*RECORD EXCERPTS:*
------------

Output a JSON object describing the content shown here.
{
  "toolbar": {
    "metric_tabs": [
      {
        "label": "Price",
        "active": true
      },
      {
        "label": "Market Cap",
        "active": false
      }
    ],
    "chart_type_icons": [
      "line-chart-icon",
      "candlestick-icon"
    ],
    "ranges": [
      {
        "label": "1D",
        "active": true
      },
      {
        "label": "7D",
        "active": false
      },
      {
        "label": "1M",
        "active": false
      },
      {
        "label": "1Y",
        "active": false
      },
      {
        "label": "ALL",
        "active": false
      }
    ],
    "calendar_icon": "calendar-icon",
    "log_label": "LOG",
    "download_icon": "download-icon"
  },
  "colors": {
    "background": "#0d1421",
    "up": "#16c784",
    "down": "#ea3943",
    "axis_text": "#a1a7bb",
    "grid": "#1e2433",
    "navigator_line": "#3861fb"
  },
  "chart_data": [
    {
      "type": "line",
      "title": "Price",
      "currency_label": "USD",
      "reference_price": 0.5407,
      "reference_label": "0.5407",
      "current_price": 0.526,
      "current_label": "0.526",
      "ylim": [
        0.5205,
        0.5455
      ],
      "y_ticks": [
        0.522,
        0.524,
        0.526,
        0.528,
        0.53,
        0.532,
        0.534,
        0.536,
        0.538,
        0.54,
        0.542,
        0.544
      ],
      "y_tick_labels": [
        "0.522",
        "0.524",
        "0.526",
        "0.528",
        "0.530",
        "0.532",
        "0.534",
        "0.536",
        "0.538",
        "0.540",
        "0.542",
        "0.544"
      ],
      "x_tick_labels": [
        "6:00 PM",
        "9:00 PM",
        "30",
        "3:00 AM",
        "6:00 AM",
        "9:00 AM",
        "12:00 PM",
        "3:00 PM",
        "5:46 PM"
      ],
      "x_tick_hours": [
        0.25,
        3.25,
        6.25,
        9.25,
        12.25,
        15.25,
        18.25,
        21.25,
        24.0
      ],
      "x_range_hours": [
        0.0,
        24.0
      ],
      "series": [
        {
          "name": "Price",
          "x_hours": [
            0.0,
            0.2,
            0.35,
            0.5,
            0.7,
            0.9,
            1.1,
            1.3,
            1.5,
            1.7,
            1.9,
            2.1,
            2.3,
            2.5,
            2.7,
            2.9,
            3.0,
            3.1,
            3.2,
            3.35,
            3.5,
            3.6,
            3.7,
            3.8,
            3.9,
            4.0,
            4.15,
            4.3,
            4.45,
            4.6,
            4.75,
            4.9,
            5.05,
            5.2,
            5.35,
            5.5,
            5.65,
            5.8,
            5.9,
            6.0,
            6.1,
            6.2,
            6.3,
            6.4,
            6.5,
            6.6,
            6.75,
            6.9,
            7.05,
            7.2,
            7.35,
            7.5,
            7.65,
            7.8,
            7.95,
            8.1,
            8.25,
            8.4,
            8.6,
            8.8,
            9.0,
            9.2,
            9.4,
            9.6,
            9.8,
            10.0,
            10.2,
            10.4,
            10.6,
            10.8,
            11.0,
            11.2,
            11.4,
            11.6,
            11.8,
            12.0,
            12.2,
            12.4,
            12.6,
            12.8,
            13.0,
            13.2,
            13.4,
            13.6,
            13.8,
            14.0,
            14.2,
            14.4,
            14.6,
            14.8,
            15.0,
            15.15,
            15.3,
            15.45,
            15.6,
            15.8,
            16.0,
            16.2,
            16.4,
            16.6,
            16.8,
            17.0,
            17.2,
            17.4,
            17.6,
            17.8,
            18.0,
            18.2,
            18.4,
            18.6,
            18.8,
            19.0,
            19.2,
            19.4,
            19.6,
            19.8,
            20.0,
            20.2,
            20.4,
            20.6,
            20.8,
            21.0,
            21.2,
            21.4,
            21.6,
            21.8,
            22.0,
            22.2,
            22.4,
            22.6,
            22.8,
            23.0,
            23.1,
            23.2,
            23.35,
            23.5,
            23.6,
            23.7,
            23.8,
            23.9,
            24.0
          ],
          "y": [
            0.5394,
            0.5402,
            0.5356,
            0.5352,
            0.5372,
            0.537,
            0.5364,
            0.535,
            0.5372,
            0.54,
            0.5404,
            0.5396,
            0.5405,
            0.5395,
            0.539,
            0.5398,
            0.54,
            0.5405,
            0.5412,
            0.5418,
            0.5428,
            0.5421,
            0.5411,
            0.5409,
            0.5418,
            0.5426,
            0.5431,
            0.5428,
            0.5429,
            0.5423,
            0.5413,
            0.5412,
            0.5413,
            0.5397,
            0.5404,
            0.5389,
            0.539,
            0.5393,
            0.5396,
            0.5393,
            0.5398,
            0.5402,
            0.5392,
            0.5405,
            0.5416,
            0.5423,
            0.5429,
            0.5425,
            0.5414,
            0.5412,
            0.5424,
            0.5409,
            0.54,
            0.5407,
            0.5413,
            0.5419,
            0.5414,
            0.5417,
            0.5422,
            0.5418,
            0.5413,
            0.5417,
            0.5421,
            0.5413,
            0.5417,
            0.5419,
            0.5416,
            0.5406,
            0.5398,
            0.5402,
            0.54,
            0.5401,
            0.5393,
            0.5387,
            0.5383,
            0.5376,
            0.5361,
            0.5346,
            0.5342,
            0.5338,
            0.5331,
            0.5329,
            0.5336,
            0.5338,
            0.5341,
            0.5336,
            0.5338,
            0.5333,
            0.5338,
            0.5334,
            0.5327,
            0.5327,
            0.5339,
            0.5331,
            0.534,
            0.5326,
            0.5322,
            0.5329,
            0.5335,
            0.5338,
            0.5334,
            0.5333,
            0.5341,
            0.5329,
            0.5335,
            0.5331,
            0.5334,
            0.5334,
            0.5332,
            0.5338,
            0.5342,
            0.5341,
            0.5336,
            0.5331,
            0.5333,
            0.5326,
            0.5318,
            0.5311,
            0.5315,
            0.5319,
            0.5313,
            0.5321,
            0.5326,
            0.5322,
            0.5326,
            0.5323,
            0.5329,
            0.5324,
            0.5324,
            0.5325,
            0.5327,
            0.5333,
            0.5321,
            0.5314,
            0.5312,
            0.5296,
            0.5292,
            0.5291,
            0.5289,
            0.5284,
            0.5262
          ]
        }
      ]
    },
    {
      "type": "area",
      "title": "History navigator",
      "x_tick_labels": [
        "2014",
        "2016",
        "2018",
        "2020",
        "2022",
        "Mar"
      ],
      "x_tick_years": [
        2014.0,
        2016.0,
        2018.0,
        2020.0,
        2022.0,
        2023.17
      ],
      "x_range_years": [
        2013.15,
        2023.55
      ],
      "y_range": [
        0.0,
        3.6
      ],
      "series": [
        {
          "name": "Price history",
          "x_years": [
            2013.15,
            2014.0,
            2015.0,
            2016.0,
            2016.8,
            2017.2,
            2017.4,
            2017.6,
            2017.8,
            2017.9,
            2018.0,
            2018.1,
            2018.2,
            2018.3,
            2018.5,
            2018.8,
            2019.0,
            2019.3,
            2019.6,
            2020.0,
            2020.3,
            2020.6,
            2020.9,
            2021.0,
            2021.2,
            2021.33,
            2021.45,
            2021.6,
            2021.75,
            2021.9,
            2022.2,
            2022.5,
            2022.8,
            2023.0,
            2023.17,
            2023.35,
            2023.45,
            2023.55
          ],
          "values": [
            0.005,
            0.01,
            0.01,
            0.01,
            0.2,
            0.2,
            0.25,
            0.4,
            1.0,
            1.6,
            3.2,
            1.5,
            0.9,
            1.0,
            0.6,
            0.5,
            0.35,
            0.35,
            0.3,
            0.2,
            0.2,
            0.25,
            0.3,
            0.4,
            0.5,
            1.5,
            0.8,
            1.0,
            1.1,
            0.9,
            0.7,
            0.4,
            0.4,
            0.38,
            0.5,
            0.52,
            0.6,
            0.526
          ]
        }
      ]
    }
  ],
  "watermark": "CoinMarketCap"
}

------------

*WHAT THE TASK REQUIRES:* Copy out all of the records above with nothing altered.

*OUTPUT:*
Output a JSON object describing the content shown here.
{
  "toolbar": {
    "metric_tabs": [
      {
        "label": "Price",
        "active": true
      },
      {
        "label": "Market Cap",
        "active": false
      }
    ],
    "chart_type_icons": [
      "line-chart-icon",
      "candlestick-icon"
    ],
    "ranges": [
      {
        "label": "1D",
        "active": true
      },
      {
        "label": "7D",
        "active": false
      },
      {
        "label": "1M",
        "active": false
      },
      {
        "label": "1Y",
        "active": false
      },
      {
        "label": "ALL",
        "active": false
      }
    ],
    "calendar_icon": "calendar-icon",
    "log_label": "LOG",
    "download_icon": "download-icon"
  },
  "colors": {
    "background": "#0d1421",
    "up": "#16c784",
    "down": "#ea3943",
    "axis_text": "#a1a7bb",
    "grid": "#1e2433",
    "navigator_line": "#3861fb"
  },
  "chart_data": [
    {
      "type": "line",
      "title": "Price",
      "currency_label": "USD",
      "reference_price": 0.5407,
      "reference_label": "0.5407",
      "current_price": 0.526,
      "current_label": "0.526",
      "ylim": [
        0.5205,
        0.5455
      ],
      "y_ticks": [
        0.522,
        0.524,
        0.526,
        0.528,
        0.53,
        0.532,
        0.534,
        0.536,
        0.538,
        0.54,
        0.542,
        0.544
      ],
      "y_tick_labels": [
        "0.522",
        "0.524",
        "0.526",
        "0.528",
        "0.530",
        "0.532",
        "0.534",
        "0.536",
        "0.538",
        "0.540",
        "0.542",
        "0.544"
      ],
      "x_tick_labels": [
        "6:00 PM",
        "9:00 PM",
        "30",
        "3:00 AM",
        "6:00 AM",
        "9:00 AM",
        "12:00 PM",
        "3:00 PM",
        "5:46 PM"
      ],
      "x_tick_hours": [
        0.25,
        3.25,
        6.25,
        9.25,
        12.25,
        15.25,
        18.25,
        21.25,
        24.0
      ],
      "x_range_hours": [
        0.0,
        24.0
      ],
      "series": [
        {
          "name": "Price",
          "x_hours": [
            0.0,
            0.2,
            0.35,
            0.5,
            0.7,
            0.9,
            1.1,
            1.3,
            1.5,
            1.7,
            1.9,
            2.1,
            2.3,
            2.5,
            2.7,
            2.9,
            3.0,
            3.1,
            3.2,
            3.35,
            3.5,
            3.6,
            3.7,
            3.8,
            3.9,
            4.0,
            4.15,
            4.3,
            4.45,
            4.6,
            4.75,
            4.9,
            5.05,
            5.2,
            5.35,
            5.5,
            5.65,
            5.8,
            5.9,
            6.0,
            6.1,
            6.2,
            6.3,
            6.4,
            6.5,
            6.6,
            6.75,
            6.9,
            7.05,
            7.2,
            7.35,
            7.5,
            7.65,
            7.8,
            7.95,
            8.1,
            8.25,
            8.4,
            8.6,
            8.8,
            9.0,
            9.2,
            9.4,
            9.6,
            9.8,
            10.0,
            10.2,
            10.4,
            10.6,
            10.8,
            11.0,
            11.2,
            11.4,
            11.6,
            11.8,
            12.0,
            12.2,
            12.4,
            12.6,
            12.8,
            13.0,
            13.2,
            13.4,
            13.6,
            13.8,
            14.0,
            14.2,
            14.4,
            14.6,
            14.8,
            15.0,
            15.15,
            15.3,
            15.45,
            15.6,
            15.8,
            16.0,
            16.2,
            16.4,
            16.6,
            16.8,
            17.0,
            17.2,
            17.4,
            17.6,
            17.8,
            18.0,
            18.2,
            18.4,
            18.6,
            18.8,
            19.0,
            19.2,
            19.4,
            19.6,
            19.8,
            20.0,
            20.2,
            20.4,
            20.6,
            20.8,
            21.0,
            21.2,
            21.4,
            21.6,
            21.8,
            22.0,
            22.2,
            22.4,
            22.6,
            22.8,
            23.0,
            23.1,
            23.2,
            23.35,
            23.5,
            23.6,
            23.7,
            23.8,
            23.9,
            24.0
          ],
          "y": [
            0.5394,
            0.5402,
            0.5356,
            0.5352,
            0.5372,
            0.537,
            0.5364,
            0.535,
            0.5372,
            0.54,
            0.5404,
            0.5396,
            0.5405,
            0.5395,
            0.539,
            0.5398,
            0.54,
            0.5405,
            0.5412,
            0.5418,
            0.5428,
            0.5421,
            0.5411,
            0.5409,
            0.5418,
            0.5426,
            0.5431,
            0.5428,
            0.5429,
            0.5423,
            0.5413,
            0.5412,
            0.5413,
            0.5397,
            0.5404,
            0.5389,
            0.539,
            0.5393,
            0.5396,
            0.5393,
            0.5398,
            0.5402,
            0.5392,
            0.5405,
            0.5416,
            0.5423,
            0.5429,
            0.5425,
            0.5414,
            0.5412,
            0.5424,
            0.5409,
            0.54,
            0.5407,
            0.5413,
            0.5419,
            0.5414,
            0.5417,
            0.5422,
            0.5418,
            0.5413,
            0.5417,
            0.5421,
            0.5413,
            0.5417,
            0.5419,
            0.5416,
            0.5406,
            0.5398,
            0.5402,
            0.54,
            0.5401,
            0.5393,
            0.5387,
            0.5383,
            0.5376,
            0.5361,
            0.5346,
            0.5342,
            0.5338,
            0.5331,
            0.5329,
            0.5336,
            0.5338,
            0.5341,
            0.5336,
            0.5338,
            0.5333,
            0.5338,
            0.5334,
            0.5327,
            0.5327,
            0.5339,
            0.5331,
            0.534,
            0.5326,
            0.5322,
            0.5329,
            0.5335,
            0.5338,
            0.5334,
            0.5333,
            0.5341,
            0.5329,
            0.5335,
            0.5331,
            0.5334,
            0.5334,
            0.5332,
            0.5338,
            0.5342,
            0.5341,
            0.5336,
            0.5331,
            0.5333,
            0.5326,
            0.5318,
            0.5311,
            0.5315,
            0.5319,
            0.5313,
            0.5321,
            0.5326,
            0.5322,
            0.5326,
            0.5323,
            0.5329,
            0.5324,
            0.5324,
            0.5325,
            0.5327,
            0.5333,
            0.5321,
            0.5314,
            0.5312,
            0.5296,
            0.5292,
            0.5291,
            0.5289,
            0.5284,
            0.5262
          ]
        }
      ]
    },
    {
      "type": "area",
      "title": "History navigator",
      "x_tick_labels": [
        "2014",
        "2016",
        "2018",
        "2020",
        "2022",
        "Mar"
      ],
      "x_tick_years": [
        2014.0,
        2016.0,
        2018.0,
        2020.0,
        2022.0,
        2023.17
      ],
      "x_range_years": [
        2013.15,
        2023.55
      ],
      "y_range": [
        0.0,
        3.6
      ],
      "series": [
        {
          "name": "Price history",
          "x_years": [
            2013.15,
            2014.0,
            2015.0,
            2016.0,
            2016.8,
            2017.2,
            2017.4,
            2017.6,
            2017.8,
            2017.9,
            2018.0,
            2018.1,
            2018.2,
            2018.3,
            2018.5,
            2018.8,
            2019.0,
            2019.3,
            2019.6,
            2020.0,
            2020.3,
            2020.6,
            2020.9,
            2021.0,
            2021.2,
            2021.33,
            2021.45,
            2021.6,
            2021.75,
            2021.9,
            2022.2,
            2022.5,
            2022.8,
            2023.0,
            2023.17,
            2023.35,
            2023.45,
            2023.55
          ],
          "values": [
            0.005,
            0.01,
            0.01,
            0.01,
            0.2,
            0.2,
            0.25,
            0.4,
            1.0,
            1.6,
            3.2,
            1.5,
            0.9,
            1.0,
            0.6,
            0.5,
            0.35,
            0.35,
            0.3,
            0.2,
            0.2,
            0.25,
            0.3,
            0.4,
            0.5,
            1.5,
            0.8,
            1.0,
            1.1,
            0.9,
            0.7,
            0.4,
            0.4,
            0.38,
            0.5,
            0.52,
            0.6,
            0.526
          ]
        }
      ]
    }
  ],
  "watermark": "CoinMarketCap"
}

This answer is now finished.